▶ [WHAT IS EXPECTED] Repeat the entire listing exactly.

▶ [SUPPLIED DATA]
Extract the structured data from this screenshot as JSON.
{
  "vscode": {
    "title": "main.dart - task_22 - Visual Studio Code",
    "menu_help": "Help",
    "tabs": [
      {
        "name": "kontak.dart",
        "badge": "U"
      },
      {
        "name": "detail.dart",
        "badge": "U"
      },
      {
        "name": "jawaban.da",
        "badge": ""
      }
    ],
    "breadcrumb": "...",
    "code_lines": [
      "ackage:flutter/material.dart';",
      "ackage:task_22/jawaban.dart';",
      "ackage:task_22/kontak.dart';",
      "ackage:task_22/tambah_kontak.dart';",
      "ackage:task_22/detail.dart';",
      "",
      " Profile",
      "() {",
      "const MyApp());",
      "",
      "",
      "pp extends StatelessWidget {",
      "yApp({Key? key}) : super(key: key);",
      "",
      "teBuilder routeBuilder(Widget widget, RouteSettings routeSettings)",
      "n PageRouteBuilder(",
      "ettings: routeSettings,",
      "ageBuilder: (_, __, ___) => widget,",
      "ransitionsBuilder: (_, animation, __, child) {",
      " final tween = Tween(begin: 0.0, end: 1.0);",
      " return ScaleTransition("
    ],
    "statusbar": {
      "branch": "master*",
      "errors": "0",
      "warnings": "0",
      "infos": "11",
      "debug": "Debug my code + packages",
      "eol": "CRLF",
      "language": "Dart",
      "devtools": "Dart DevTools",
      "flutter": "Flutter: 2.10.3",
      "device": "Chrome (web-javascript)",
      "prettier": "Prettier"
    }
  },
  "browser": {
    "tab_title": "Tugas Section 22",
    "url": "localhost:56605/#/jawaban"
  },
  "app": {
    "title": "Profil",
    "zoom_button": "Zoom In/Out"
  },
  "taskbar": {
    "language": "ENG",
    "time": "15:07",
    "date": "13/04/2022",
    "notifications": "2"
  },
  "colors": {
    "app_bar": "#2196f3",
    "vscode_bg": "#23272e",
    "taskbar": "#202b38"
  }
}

▶ [FULL SOLUTION]
Extract the structured data from this screenshot as JSON.
{
  "vscode": {
    "title": "main.dart - task_22 - Visual Studio Code",
    "menu_help": "Help",
    "tabs": [
      {
        "name": "kontak.dart",
        "badge": "U"
      },
      {
        "name": "detail.dart",
        "badge": "U"
      },
      {
        "name": "jawaban.da",
        "badge": ""
      }
    ],
    "breadcrumb": "...",
    "code_lines": [
      "ackage:flutter/material.dart';",
      "ackage:task_22/jawaban.dart';",
      "ackage:task_22/kontak.dart';",
      "ackage:task_22/tambah_kontak.dart';",
      "ackage:task_22/detail.dart';",
      "",
      " Profile",
      "() {",
      "const MyApp());",
      "",
      "",
      "pp extends StatelessWidget {",
      "yApp({Key? key}) : super(key: key);",
      "",
      "teBuilder routeBuilder(Widget widget, RouteSettings routeSettings)",
      "n PageRouteBuilder(",
      "ettings: routeSettings,",
      "ageBuilder: (_, __, ___) => widget,",
      "ransitionsBuilder: (_, animation, __, child) {",
      " final tween = Tween(begin: 0.0, end: 1.0);",
      " return ScaleTransition("
    ],
    "statusbar": {
      "branch": "master*",
      "errors": "0",
      "warnings": "0",
      "infos": "11",
      "debug": "Debug my code + packages",
      "eol": "CRLF",
      "language": "Dart",
      "devtools": "Dart DevTools",
      "flutter": "Flutter: 2.10.3",
      "device": "Chrome (web-javascript)",
      "prettier": "Prettier"
    }
  },
  "browser": {
    "tab_title": "Tugas Section 22",
    "url": "localhost:56605/#/jawaban"
  },
  "app": {
    "title": "Profil",
    "zoom_button": "Zoom In/Out"
  },
  "taskbar": {
    "language": "ENG",
    "time": "15:07",
    "date": "13/04/2022",
    "notifications": "2"
  },
  "colors": {
    "app_bar": "#2196f3",
    "vscode_bg": "#23272e",
    "taskbar": "#202b38"
  }
}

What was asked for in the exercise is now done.